◆ Your task ◆
All lines in the data bearing the string "Práctica" should be identified and copied.

◆ Material provided ◆
□ □ □ □ □ □ □
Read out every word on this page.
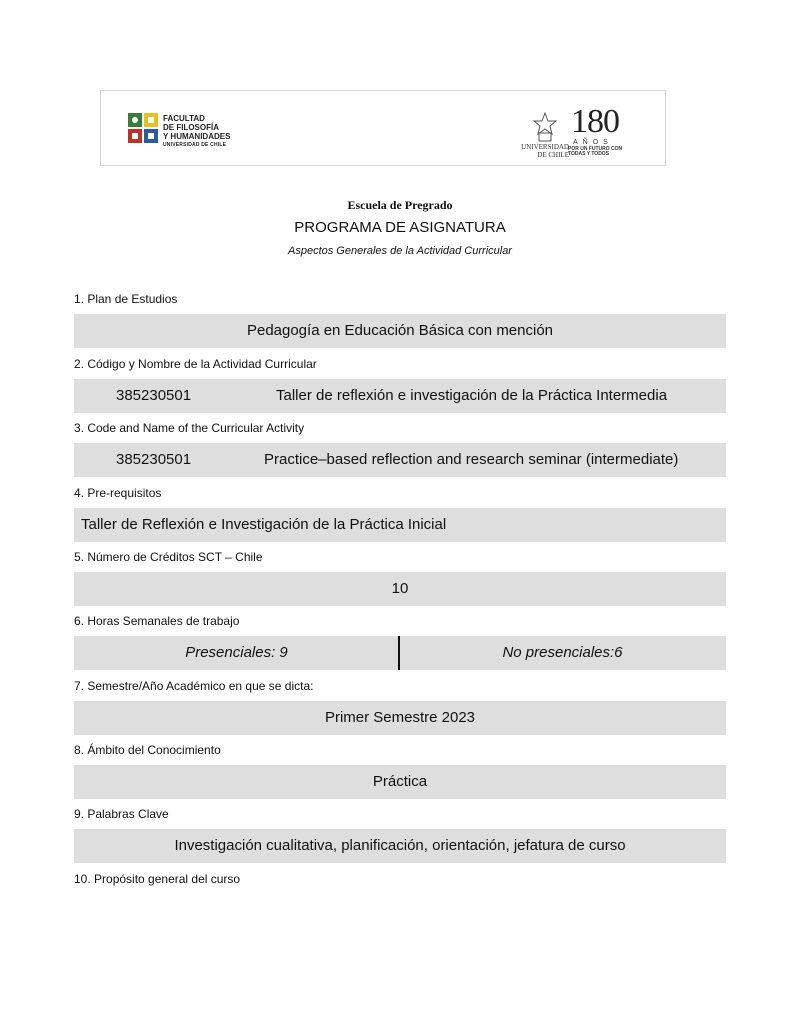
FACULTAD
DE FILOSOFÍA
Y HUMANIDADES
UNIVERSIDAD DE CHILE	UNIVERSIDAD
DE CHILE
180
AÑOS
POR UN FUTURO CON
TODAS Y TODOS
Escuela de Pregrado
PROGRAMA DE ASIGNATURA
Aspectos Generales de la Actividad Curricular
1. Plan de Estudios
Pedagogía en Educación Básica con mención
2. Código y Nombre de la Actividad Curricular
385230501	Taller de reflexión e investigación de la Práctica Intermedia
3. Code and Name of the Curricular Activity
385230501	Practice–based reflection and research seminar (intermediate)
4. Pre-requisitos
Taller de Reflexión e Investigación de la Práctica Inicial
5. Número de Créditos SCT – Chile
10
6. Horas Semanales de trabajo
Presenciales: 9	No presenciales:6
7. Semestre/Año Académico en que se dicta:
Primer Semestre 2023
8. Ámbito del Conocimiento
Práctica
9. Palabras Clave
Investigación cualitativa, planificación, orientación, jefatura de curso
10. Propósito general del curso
□ □ □ □ □ □ □
◆ Answer to the exercise ◆
385230501	Taller de reflexión e investigación de la Práctica Intermedia
Taller de Reflexión e Investigación de la Práctica Inicial
Práctica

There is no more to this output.